>> start Given records

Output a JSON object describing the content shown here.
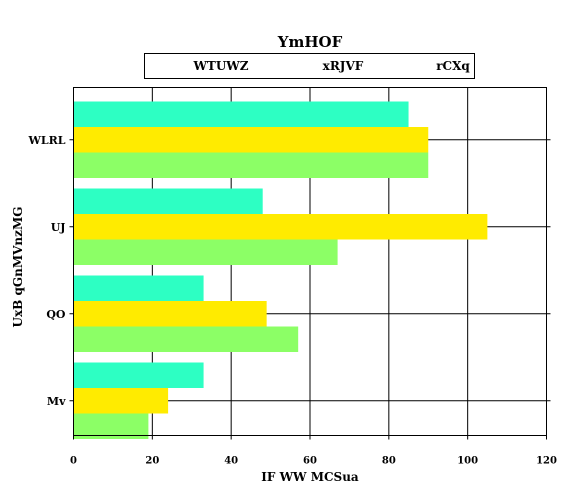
{
  "chart_data": {
    "type": "bar",
    "orientation": "horizontal",
    "title": "YmHOF",
    "xlabel": "IF WW MCSua",
    "ylabel": "UxB qGnMVnzMG",
    "categories": [
      "WLRL",
      "UJ",
      "QO",
      "Mv"
    ],
    "series": [
      {
        "name": "WTUWZ",
        "color": "#2dffc3",
        "values": [
          85,
          48,
          33,
          33
        ]
      },
      {
        "name": "xRJVF",
        "color": "#ffeb00",
        "values": [
          90,
          105,
          49,
          24
        ]
      },
      {
        "name": "rCXq",
        "color": "#8cff66",
        "values": [
          90,
          67,
          57,
          19
        ]
      }
    ],
    "xlim": [
      0,
      120
    ],
    "xticks": [
      0,
      20,
      40,
      60,
      80,
      100,
      120
    ],
    "grid": true,
    "legend_position": "top"
  }
}
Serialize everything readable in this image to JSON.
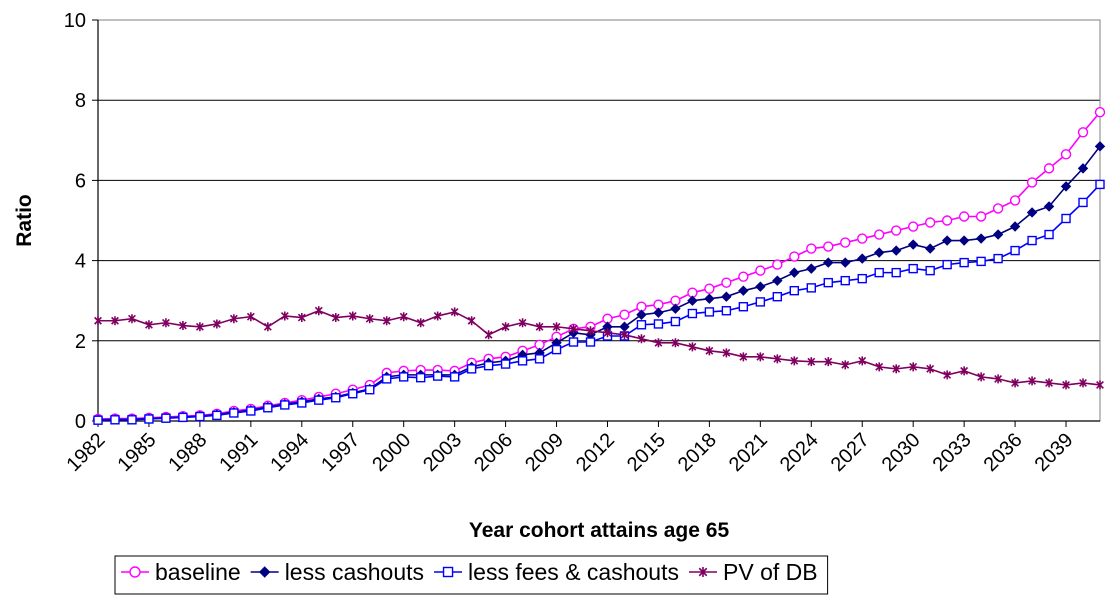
{
  "chart_data": {
    "type": "line",
    "xlabel": "Year cohort attains age 65",
    "ylabel": "Ratio",
    "ylim": [
      0,
      10
    ],
    "xlim": [
      1982,
      2041
    ],
    "y_ticks": [
      0,
      2,
      4,
      6,
      8,
      10
    ],
    "x_ticks": [
      1982,
      1985,
      1988,
      1991,
      1994,
      1997,
      2000,
      2003,
      2006,
      2009,
      2012,
      2015,
      2018,
      2021,
      2024,
      2027,
      2030,
      2033,
      2036,
      2039
    ],
    "grid": "horizontal",
    "legend_position": "bottom",
    "x": [
      1982,
      1983,
      1984,
      1985,
      1986,
      1987,
      1988,
      1989,
      1990,
      1991,
      1992,
      1993,
      1994,
      1995,
      1996,
      1997,
      1998,
      1999,
      2000,
      2001,
      2002,
      2003,
      2004,
      2005,
      2006,
      2007,
      2008,
      2009,
      2010,
      2011,
      2012,
      2013,
      2014,
      2015,
      2016,
      2017,
      2018,
      2019,
      2020,
      2021,
      2022,
      2023,
      2024,
      2025,
      2026,
      2027,
      2028,
      2029,
      2030,
      2031,
      2032,
      2033,
      2034,
      2035,
      2036,
      2037,
      2038,
      2039,
      2040,
      2041
    ],
    "series": [
      {
        "name": "baseline",
        "color": "#FF00FF",
        "marker": "circle-open",
        "values": [
          0.05,
          0.06,
          0.06,
          0.08,
          0.1,
          0.12,
          0.14,
          0.18,
          0.25,
          0.3,
          0.38,
          0.45,
          0.52,
          0.6,
          0.68,
          0.78,
          0.9,
          1.2,
          1.25,
          1.27,
          1.27,
          1.25,
          1.45,
          1.55,
          1.6,
          1.75,
          1.9,
          2.1,
          2.3,
          2.35,
          2.55,
          2.65,
          2.85,
          2.9,
          3.0,
          3.2,
          3.3,
          3.45,
          3.6,
          3.75,
          3.9,
          4.1,
          4.3,
          4.35,
          4.45,
          4.55,
          4.65,
          4.75,
          4.85,
          4.95,
          5.0,
          5.1,
          5.1,
          5.3,
          5.5,
          5.95,
          6.3,
          6.65,
          7.2,
          7.7
        ]
      },
      {
        "name": "less cashouts",
        "color": "#000080",
        "marker": "diamond-filled",
        "values": [
          0.03,
          0.04,
          0.04,
          0.06,
          0.08,
          0.1,
          0.12,
          0.16,
          0.22,
          0.27,
          0.35,
          0.42,
          0.48,
          0.55,
          0.6,
          0.7,
          0.8,
          1.1,
          1.15,
          1.15,
          1.15,
          1.15,
          1.35,
          1.45,
          1.5,
          1.65,
          1.7,
          1.95,
          2.2,
          2.15,
          2.35,
          2.35,
          2.65,
          2.7,
          2.8,
          3.0,
          3.05,
          3.1,
          3.25,
          3.35,
          3.5,
          3.7,
          3.8,
          3.95,
          3.95,
          4.05,
          4.2,
          4.25,
          4.4,
          4.3,
          4.5,
          4.5,
          4.55,
          4.65,
          4.85,
          5.2,
          5.35,
          5.85,
          6.3,
          6.85
        ]
      },
      {
        "name": "less fees & cashouts",
        "color": "#0000FF",
        "marker": "square-open",
        "values": [
          0.02,
          0.03,
          0.03,
          0.05,
          0.07,
          0.09,
          0.11,
          0.14,
          0.2,
          0.25,
          0.33,
          0.4,
          0.45,
          0.52,
          0.58,
          0.68,
          0.78,
          1.05,
          1.1,
          1.08,
          1.12,
          1.1,
          1.3,
          1.38,
          1.42,
          1.5,
          1.55,
          1.78,
          1.97,
          1.97,
          2.12,
          2.12,
          2.4,
          2.42,
          2.48,
          2.68,
          2.72,
          2.75,
          2.85,
          2.97,
          3.1,
          3.25,
          3.32,
          3.45,
          3.5,
          3.55,
          3.7,
          3.7,
          3.8,
          3.75,
          3.9,
          3.95,
          3.98,
          4.05,
          4.25,
          4.5,
          4.65,
          5.05,
          5.45,
          5.9
        ]
      },
      {
        "name": "PV of DB",
        "color": "#800060",
        "marker": "asterisk",
        "values": [
          2.5,
          2.5,
          2.55,
          2.4,
          2.45,
          2.38,
          2.35,
          2.42,
          2.55,
          2.6,
          2.35,
          2.62,
          2.58,
          2.75,
          2.58,
          2.62,
          2.55,
          2.5,
          2.6,
          2.45,
          2.62,
          2.72,
          2.5,
          2.15,
          2.35,
          2.45,
          2.35,
          2.35,
          2.3,
          2.25,
          2.2,
          2.15,
          2.05,
          1.95,
          1.95,
          1.85,
          1.75,
          1.7,
          1.6,
          1.6,
          1.55,
          1.5,
          1.48,
          1.48,
          1.4,
          1.5,
          1.35,
          1.3,
          1.35,
          1.3,
          1.15,
          1.25,
          1.1,
          1.05,
          0.95,
          1.0,
          0.95,
          0.9,
          0.95,
          0.9
        ]
      }
    ]
  }
}
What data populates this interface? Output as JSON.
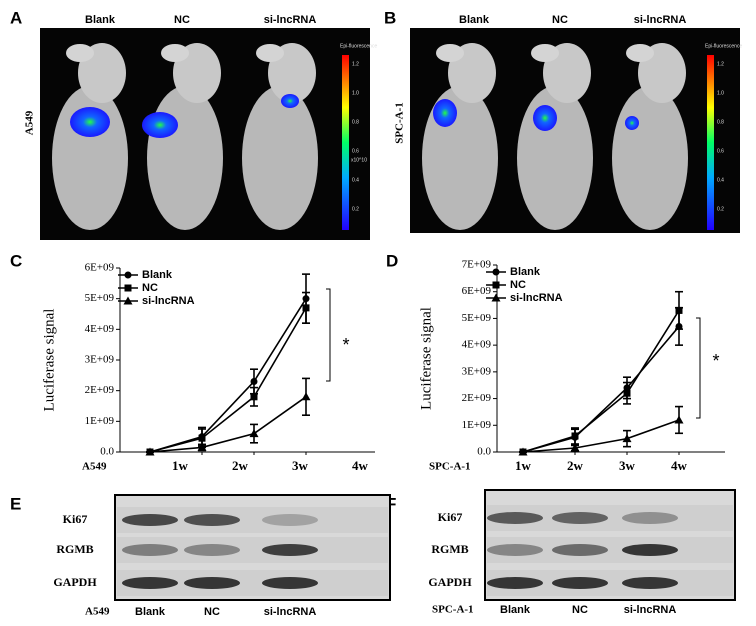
{
  "panel_labels": [
    "A",
    "B",
    "C",
    "D",
    "E",
    "F"
  ],
  "imaging": [
    {
      "cell_line": "A549",
      "groups": [
        "Blank",
        "NC",
        "si-lncRNA"
      ],
      "colorbar_title": "Epi-fluorescence",
      "colorbar_unit": "x10^10",
      "colorbar_ticks": [
        "1.2",
        "1.0",
        "0.8",
        "0.6",
        "0.4",
        "0.2"
      ]
    },
    {
      "cell_line": "SPC-A-1",
      "groups": [
        "Blank",
        "NC",
        "si-lncRNA"
      ],
      "colorbar_title": "Epi-fluorescence",
      "colorbar_ticks": [
        "1.2",
        "1.0",
        "0.8",
        "0.6",
        "0.4",
        "0.2"
      ]
    }
  ],
  "chart_data": [
    {
      "type": "line",
      "x_label": "A549",
      "y_label": "Luciferase signal",
      "annotation": "*",
      "categories": [
        "1w",
        "2w",
        "3w",
        "4w"
      ],
      "ylim": [
        0,
        6000000000
      ],
      "yticks": [
        {
          "value": 0,
          "label": "0.0"
        },
        {
          "value": 1000000000,
          "label": "1E+09"
        },
        {
          "value": 2000000000,
          "label": "2E+09"
        },
        {
          "value": 3000000000,
          "label": "3E+09"
        },
        {
          "value": 4000000000,
          "label": "4E+09"
        },
        {
          "value": 5000000000,
          "label": "5E+09"
        },
        {
          "value": 6000000000,
          "label": "6E+09"
        }
      ],
      "series": [
        {
          "name": "Blank",
          "color": "#000000",
          "marker": "circle",
          "values": [
            0,
            500000000,
            2300000000,
            5000000000
          ],
          "errors": [
            0,
            300000000,
            400000000,
            800000000
          ]
        },
        {
          "name": "NC",
          "color": "#000000",
          "marker": "square",
          "values": [
            0,
            450000000,
            1800000000,
            4700000000
          ],
          "errors": [
            0,
            300000000,
            300000000,
            500000000
          ]
        },
        {
          "name": "si-lncRNA",
          "color": "#000000",
          "marker": "triangle",
          "values": [
            0,
            150000000,
            600000000,
            1800000000
          ],
          "errors": [
            0,
            100000000,
            300000000,
            600000000
          ]
        }
      ]
    },
    {
      "type": "line",
      "x_label": "SPC-A-1",
      "y_label": "Luciferase signal",
      "annotation": "*",
      "categories": [
        "1w",
        "2w",
        "3w",
        "4w"
      ],
      "ylim": [
        0,
        7000000000
      ],
      "yticks": [
        {
          "value": 0,
          "label": "0.0"
        },
        {
          "value": 1000000000,
          "label": "1E+09"
        },
        {
          "value": 2000000000,
          "label": "2E+09"
        },
        {
          "value": 3000000000,
          "label": "3E+09"
        },
        {
          "value": 4000000000,
          "label": "4E+09"
        },
        {
          "value": 5000000000,
          "label": "5E+09"
        },
        {
          "value": 6000000000,
          "label": "6E+09"
        },
        {
          "value": 7000000000,
          "label": "7E+09"
        }
      ],
      "series": [
        {
          "name": "Blank",
          "color": "#000000",
          "marker": "circle",
          "values": [
            0,
            550000000,
            2400000000,
            4700000000
          ],
          "errors": [
            0,
            300000000,
            400000000,
            700000000
          ]
        },
        {
          "name": "NC",
          "color": "#000000",
          "marker": "square",
          "values": [
            0,
            600000000,
            2200000000,
            5300000000
          ],
          "errors": [
            0,
            300000000,
            400000000,
            700000000
          ]
        },
        {
          "name": "si-lncRNA",
          "color": "#000000",
          "marker": "triangle",
          "values": [
            0,
            150000000,
            500000000,
            1200000000
          ],
          "errors": [
            0,
            100000000,
            300000000,
            500000000
          ]
        }
      ]
    }
  ],
  "blots": [
    {
      "cell_line": "A549",
      "rows": [
        "Ki67",
        "RGMB",
        "GAPDH"
      ],
      "lanes": [
        "Blank",
        "NC",
        "si-lncRNA"
      ]
    },
    {
      "cell_line": "SPC-A-1",
      "rows": [
        "Ki67",
        "RGMB",
        "GAPDH"
      ],
      "lanes": [
        "Blank",
        "NC",
        "si-lncRNA"
      ]
    }
  ]
}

>> end Given records

(Directions): Copy out every line of the listing that contains the string "horizontal".

(Task response):
    "orientation": "horizontal",
    "grid": "horizontal",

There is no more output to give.